Objective
Write out the whole listing again, exactly as given.

Figure contents as structured data
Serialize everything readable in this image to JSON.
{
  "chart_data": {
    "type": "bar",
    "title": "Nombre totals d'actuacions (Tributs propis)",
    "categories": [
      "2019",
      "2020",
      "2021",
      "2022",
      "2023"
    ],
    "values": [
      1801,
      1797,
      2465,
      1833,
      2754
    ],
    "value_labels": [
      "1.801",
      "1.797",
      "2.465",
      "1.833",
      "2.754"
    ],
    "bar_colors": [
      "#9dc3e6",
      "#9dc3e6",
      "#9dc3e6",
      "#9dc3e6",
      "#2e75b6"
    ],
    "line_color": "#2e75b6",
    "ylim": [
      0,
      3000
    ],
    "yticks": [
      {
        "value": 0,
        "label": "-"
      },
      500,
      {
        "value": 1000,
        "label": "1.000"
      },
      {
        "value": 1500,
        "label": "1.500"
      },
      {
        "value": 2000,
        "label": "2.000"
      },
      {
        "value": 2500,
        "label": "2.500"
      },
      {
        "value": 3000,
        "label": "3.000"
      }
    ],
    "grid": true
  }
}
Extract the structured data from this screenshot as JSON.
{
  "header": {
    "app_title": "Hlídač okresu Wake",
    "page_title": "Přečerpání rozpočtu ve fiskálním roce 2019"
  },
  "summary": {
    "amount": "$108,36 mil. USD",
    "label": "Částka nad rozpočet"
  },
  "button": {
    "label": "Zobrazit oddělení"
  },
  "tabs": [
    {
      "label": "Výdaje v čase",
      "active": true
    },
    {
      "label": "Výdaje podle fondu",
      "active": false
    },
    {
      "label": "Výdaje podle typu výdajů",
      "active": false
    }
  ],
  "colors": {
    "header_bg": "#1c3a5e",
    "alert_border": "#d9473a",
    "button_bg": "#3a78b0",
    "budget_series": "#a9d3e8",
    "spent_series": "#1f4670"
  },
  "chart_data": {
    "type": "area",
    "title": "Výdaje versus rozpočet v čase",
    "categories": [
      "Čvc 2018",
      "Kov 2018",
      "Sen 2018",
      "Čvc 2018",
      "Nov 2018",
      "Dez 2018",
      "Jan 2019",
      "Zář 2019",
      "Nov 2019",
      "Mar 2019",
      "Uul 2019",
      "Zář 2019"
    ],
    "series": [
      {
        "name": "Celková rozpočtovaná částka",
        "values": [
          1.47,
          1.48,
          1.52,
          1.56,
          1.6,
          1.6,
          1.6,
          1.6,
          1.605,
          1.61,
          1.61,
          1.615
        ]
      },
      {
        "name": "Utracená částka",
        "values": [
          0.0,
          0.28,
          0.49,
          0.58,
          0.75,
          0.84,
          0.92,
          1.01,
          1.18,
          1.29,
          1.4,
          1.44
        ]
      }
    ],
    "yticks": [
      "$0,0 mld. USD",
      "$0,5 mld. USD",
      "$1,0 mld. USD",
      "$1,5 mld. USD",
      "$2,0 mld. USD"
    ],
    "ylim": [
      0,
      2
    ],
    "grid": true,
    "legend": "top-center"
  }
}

Result below
Serialize everything readable in this image to JSON.
{
  "chart_data": {
    "type": "bar",
    "title": "Nombre totals d'actuacions (Tributs propis)",
    "categories": [
      "2019",
      "2020",
      "2021",
      "2022",
      "2023"
    ],
    "values": [
      1801,
      1797,
      2465,
      1833,
      2754
    ],
    "value_labels": [
      "1.801",
      "1.797",
      "2.465",
      "1.833",
      "2.754"
    ],
    "bar_colors": [
      "#9dc3e6",
      "#9dc3e6",
      "#9dc3e6",
      "#9dc3e6",
      "#2e75b6"
    ],
    "line_color": "#2e75b6",
    "ylim": [
      0,
      3000
    ],
    "yticks": [
      {
        "value": 0,
        "label": "-"
      },
      500,
      {
        "value": 1000,
        "label": "1.000"
      },
      {
        "value": 1500,
        "label": "1.500"
      },
      {
        "value": 2000,
        "label": "2.000"
      },
      {
        "value": 2500,
        "label": "2.500"
      },
      {
        "value": 3000,
        "label": "3.000"
      }
    ],
    "grid": true
  }
}
Extract the structured data from this screenshot as JSON.
{
  "header": {
    "app_title": "Hlídač okresu Wake",
    "page_title": "Přečerpání rozpočtu ve fiskálním roce 2019"
  },
  "summary": {
    "amount": "$108,36 mil. USD",
    "label": "Částka nad rozpočet"
  },
  "button": {
    "label": "Zobrazit oddělení"
  },
  "tabs": [
    {
      "label": "Výdaje v čase",
      "active": true
    },
    {
      "label": "Výdaje podle fondu",
      "active": false
    },
    {
      "label": "Výdaje podle typu výdajů",
      "active": false
    }
  ],
  "colors": {
    "header_bg": "#1c3a5e",
    "alert_border": "#d9473a",
    "button_bg": "#3a78b0",
    "budget_series": "#a9d3e8",
    "spent_series": "#1f4670"
  },
  "chart_data": {
    "type": "area",
    "title": "Výdaje versus rozpočet v čase",
    "categories": [
      "Čvc 2018",
      "Kov 2018",
      "Sen 2018",
      "Čvc 2018",
      "Nov 2018",
      "Dez 2018",
      "Jan 2019",
      "Zář 2019",
      "Nov 2019",
      "Mar 2019",
      "Uul 2019",
      "Zář 2019"
    ],
    "series": [
      {
        "name": "Celková rozpočtovaná částka",
        "values": [
          1.47,
          1.48,
          1.52,
          1.56,
          1.6,
          1.6,
          1.6,
          1.6,
          1.605,
          1.61,
          1.61,
          1.615
        ]
      },
      {
        "name": "Utracená částka",
        "values": [
          0.0,
          0.28,
          0.49,
          0.58,
          0.75,
          0.84,
          0.92,
          1.01,
          1.18,
          1.29,
          1.4,
          1.44
        ]
      }
    ],
    "yticks": [
      "$0,0 mld. USD",
      "$0,5 mld. USD",
      "$1,0 mld. USD",
      "$1,5 mld. USD",
      "$2,0 mld. USD"
    ],
    "ylim": [
      0,
      2
    ],
    "grid": true,
    "legend": "top-center"
  }
}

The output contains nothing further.